What to do: Copy all the material below, exactly as it stands.

>> Start Entries provided

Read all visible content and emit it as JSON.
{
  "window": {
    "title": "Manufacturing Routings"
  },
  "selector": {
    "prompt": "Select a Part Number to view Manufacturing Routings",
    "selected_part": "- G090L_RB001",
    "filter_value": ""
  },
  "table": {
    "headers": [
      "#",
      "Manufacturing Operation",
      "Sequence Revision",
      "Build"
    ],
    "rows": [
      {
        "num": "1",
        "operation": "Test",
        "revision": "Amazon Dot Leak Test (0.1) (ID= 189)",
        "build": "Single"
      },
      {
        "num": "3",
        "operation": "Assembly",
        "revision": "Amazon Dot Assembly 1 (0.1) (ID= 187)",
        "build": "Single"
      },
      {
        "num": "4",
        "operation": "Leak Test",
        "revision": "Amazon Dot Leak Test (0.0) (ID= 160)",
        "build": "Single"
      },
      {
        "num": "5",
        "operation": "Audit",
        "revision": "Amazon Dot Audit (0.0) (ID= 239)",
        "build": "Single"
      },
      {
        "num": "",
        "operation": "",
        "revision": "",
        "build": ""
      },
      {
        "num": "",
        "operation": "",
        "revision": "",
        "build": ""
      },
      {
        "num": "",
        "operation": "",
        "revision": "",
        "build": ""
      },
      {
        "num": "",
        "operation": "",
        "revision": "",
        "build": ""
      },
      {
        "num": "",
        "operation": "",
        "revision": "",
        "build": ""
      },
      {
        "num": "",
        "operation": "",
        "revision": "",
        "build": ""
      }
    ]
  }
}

>> End Entries provided

Response:
Read all visible content and emit it as JSON.
{
  "window": {
    "title": "Manufacturing Routings"
  },
  "selector": {
    "prompt": "Select a Part Number to view Manufacturing Routings",
    "selected_part": "- G090L_RB001",
    "filter_value": ""
  },
  "table": {
    "headers": [
      "#",
      "Manufacturing Operation",
      "Sequence Revision",
      "Build"
    ],
    "rows": [
      {
        "num": "1",
        "operation": "Test",
        "revision": "Amazon Dot Leak Test (0.1) (ID= 189)",
        "build": "Single"
      },
      {
        "num": "3",
        "operation": "Assembly",
        "revision": "Amazon Dot Assembly 1 (0.1) (ID= 187)",
        "build": "Single"
      },
      {
        "num": "4",
        "operation": "Leak Test",
        "revision": "Amazon Dot Leak Test (0.0) (ID= 160)",
        "build": "Single"
      },
      {
        "num": "5",
        "operation": "Audit",
        "revision": "Amazon Dot Audit (0.0) (ID= 239)",
        "build": "Single"
      },
      {
        "num": "",
        "operation": "",
        "revision": "",
        "build": ""
      },
      {
        "num": "",
        "operation": "",
        "revision": "",
        "build": ""
      },
      {
        "num": "",
        "operation": "",
        "revision": "",
        "build": ""
      },
      {
        "num": "",
        "operation": "",
        "revision": "",
        "build": ""
      },
      {
        "num": "",
        "operation": "",
        "revision": "",
        "build": ""
      },
      {
        "num": "",
        "operation": "",
        "revision": "",
        "build": ""
      }
    ]
  }
}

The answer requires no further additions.